Direction:
Scan the material that follows. Copy every line containing the word "weight".

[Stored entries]
>> Begin
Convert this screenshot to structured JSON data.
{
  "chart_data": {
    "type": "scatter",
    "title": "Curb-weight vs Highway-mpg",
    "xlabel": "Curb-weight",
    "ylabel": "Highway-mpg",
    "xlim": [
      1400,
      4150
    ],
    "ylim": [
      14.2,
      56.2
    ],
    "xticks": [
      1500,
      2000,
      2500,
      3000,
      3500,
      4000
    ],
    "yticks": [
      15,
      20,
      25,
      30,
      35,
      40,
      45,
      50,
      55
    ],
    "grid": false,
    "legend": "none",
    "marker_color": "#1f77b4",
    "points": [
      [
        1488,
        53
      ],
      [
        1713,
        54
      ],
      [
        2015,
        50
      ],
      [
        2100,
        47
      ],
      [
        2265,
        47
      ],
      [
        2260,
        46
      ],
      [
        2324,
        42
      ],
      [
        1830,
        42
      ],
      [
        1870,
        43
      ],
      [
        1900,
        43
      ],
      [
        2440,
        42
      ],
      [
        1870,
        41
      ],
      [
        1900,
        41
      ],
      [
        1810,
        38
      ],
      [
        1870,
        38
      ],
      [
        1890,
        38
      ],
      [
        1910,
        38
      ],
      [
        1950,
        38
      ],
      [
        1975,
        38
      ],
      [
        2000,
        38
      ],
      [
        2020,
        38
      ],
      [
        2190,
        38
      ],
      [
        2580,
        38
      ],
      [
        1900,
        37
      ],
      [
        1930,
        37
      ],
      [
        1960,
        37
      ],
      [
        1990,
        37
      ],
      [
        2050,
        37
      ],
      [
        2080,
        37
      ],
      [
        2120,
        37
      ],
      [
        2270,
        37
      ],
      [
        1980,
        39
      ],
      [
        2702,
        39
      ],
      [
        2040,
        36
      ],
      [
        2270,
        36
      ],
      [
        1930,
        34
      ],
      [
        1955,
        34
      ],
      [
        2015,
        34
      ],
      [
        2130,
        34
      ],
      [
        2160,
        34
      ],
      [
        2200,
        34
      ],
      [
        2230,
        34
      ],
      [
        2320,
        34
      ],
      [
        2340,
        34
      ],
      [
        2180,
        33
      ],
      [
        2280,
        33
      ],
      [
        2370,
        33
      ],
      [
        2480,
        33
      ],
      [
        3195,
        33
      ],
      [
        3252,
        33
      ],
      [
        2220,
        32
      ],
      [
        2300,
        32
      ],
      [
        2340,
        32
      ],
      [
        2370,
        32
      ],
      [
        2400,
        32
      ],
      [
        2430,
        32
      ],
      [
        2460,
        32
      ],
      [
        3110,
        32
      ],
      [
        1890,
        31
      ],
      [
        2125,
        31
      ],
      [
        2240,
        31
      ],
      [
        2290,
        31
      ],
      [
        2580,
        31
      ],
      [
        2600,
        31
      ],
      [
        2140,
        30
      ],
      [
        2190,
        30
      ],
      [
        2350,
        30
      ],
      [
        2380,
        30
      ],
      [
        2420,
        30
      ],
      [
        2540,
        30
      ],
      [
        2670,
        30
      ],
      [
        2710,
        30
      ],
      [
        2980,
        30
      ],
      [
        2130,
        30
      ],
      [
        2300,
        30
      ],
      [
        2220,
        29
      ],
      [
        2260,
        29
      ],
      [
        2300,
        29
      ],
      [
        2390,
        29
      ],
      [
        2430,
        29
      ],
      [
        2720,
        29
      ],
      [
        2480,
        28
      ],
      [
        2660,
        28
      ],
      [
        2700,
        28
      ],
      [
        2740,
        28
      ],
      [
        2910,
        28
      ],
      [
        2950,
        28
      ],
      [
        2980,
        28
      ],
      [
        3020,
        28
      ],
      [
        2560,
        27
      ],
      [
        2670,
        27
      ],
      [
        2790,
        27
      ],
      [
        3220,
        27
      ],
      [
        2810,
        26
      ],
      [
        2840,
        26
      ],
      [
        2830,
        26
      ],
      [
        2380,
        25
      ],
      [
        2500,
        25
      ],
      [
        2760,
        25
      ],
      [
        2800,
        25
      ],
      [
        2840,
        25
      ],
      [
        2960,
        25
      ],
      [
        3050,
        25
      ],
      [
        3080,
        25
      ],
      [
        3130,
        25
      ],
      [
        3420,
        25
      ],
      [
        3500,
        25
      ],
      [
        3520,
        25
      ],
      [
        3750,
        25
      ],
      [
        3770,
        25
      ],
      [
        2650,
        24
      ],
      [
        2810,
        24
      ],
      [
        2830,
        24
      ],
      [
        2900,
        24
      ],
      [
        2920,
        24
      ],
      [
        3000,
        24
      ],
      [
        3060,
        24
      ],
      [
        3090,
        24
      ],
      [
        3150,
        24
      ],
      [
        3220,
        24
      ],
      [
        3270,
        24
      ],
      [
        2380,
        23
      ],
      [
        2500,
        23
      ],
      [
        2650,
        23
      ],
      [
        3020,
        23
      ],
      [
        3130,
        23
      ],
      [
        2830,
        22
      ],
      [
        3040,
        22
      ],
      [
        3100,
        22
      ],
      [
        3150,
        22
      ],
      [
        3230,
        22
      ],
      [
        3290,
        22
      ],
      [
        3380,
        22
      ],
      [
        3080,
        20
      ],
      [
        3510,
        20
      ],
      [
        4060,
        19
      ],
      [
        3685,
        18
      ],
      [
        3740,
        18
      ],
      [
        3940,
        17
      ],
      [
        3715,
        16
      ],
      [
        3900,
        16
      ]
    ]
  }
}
>> End
Solved exercise:
    "title": "Curb-weight vs Highway-mpg",
    "xlabel": "Curb-weight",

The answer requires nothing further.